EXERCISE PROMPT
Please render the items from their very start through the line containing "thumbnail-sidebar <box>28 131 68 253</box>", both included, as a numbered list, and omit any blank lines.

***

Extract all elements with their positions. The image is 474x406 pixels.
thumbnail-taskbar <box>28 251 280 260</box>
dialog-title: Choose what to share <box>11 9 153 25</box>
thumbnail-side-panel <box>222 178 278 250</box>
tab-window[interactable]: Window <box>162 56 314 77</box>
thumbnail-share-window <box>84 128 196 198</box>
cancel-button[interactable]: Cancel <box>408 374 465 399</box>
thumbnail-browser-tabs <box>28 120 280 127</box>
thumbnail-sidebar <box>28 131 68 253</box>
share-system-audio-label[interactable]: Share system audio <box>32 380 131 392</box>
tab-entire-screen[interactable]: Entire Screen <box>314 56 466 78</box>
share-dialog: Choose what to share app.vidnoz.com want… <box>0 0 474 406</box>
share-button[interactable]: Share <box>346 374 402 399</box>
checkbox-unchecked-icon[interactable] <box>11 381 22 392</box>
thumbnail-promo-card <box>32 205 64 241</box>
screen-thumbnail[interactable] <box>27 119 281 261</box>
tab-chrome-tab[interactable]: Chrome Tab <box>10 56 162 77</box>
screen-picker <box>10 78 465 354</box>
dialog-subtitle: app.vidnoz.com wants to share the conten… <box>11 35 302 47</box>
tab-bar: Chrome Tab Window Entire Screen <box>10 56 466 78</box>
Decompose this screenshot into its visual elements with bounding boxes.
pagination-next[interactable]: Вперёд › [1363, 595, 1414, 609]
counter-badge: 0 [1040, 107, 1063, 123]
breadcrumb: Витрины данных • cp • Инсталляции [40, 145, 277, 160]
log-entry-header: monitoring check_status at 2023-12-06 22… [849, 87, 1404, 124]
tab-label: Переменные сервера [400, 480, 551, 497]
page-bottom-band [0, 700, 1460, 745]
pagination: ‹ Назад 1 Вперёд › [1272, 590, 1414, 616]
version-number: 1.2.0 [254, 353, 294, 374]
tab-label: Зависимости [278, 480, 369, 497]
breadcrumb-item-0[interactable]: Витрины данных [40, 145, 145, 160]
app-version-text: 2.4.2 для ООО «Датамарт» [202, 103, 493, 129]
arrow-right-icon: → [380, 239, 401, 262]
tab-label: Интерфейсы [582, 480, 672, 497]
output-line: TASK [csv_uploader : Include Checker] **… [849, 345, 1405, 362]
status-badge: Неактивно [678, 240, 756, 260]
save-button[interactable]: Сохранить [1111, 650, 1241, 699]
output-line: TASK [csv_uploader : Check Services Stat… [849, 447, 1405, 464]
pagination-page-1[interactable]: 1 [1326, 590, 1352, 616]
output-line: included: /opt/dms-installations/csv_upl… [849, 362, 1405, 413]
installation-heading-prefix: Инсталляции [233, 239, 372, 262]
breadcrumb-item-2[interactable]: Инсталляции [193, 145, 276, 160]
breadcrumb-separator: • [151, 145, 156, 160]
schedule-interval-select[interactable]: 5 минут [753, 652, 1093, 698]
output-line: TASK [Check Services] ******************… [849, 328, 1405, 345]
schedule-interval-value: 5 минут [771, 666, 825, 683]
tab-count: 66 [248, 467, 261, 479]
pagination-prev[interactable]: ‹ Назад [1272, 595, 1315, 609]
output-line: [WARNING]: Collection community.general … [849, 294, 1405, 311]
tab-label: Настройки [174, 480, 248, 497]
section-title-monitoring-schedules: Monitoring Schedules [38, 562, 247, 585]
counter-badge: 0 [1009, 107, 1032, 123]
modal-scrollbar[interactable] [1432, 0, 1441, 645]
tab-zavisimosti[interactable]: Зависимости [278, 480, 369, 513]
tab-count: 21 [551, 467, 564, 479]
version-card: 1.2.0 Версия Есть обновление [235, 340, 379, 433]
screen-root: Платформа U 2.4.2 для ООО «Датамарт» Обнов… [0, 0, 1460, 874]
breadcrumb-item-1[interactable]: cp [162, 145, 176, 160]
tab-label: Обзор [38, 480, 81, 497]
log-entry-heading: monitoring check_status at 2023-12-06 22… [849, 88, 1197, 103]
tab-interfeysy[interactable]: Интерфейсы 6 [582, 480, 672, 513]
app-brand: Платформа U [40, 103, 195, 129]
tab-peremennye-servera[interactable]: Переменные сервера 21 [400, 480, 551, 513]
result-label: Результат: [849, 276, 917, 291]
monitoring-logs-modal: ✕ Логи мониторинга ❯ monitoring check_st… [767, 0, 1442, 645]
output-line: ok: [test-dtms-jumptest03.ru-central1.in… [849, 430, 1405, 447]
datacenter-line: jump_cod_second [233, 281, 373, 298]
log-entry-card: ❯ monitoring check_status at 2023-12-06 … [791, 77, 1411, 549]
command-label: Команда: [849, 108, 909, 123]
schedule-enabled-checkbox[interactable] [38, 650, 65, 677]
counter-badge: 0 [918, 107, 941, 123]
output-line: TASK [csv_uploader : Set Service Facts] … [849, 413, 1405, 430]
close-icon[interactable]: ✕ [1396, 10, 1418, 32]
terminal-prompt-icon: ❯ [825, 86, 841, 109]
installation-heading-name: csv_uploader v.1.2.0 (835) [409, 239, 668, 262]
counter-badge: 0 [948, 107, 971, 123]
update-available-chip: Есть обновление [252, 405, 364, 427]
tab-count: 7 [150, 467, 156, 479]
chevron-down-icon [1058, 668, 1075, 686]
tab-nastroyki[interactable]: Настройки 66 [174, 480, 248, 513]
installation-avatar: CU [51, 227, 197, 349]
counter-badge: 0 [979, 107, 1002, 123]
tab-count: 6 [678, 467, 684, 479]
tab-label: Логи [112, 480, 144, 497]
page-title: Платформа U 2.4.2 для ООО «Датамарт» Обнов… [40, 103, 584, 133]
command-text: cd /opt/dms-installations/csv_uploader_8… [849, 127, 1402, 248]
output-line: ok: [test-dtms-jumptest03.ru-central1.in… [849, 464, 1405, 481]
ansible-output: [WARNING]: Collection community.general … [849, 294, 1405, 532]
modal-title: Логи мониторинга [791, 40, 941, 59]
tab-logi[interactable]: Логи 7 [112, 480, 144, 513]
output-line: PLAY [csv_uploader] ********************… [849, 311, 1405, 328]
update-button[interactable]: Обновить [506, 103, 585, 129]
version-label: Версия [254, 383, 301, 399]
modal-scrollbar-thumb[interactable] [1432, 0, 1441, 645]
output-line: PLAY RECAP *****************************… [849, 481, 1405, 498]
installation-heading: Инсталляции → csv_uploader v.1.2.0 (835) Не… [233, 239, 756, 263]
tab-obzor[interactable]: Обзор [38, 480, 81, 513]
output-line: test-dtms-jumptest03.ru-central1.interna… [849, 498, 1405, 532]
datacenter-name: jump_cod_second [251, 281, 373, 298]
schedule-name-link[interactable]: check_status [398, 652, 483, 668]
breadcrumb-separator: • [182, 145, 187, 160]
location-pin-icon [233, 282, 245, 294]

***

THE RESULT
1. Extract all elements with their positions. The image is 474x406 pixels.
2. thumbnail-taskbar <box>28 251 280 260</box>
3. dialog-title: Choose what to share <box>11 9 153 25</box>
4. thumbnail-side-panel <box>222 178 278 250</box>
5. tab-window[interactable]: Window <box>162 56 314 77</box>
6. thumbnail-share-window <box>84 128 196 198</box>
7. cancel-button[interactable]: Cancel <box>408 374 465 399</box>
8. thumbnail-browser-tabs <box>28 120 280 127</box>
9. thumbnail-sidebar <box>28 131 68 253</box>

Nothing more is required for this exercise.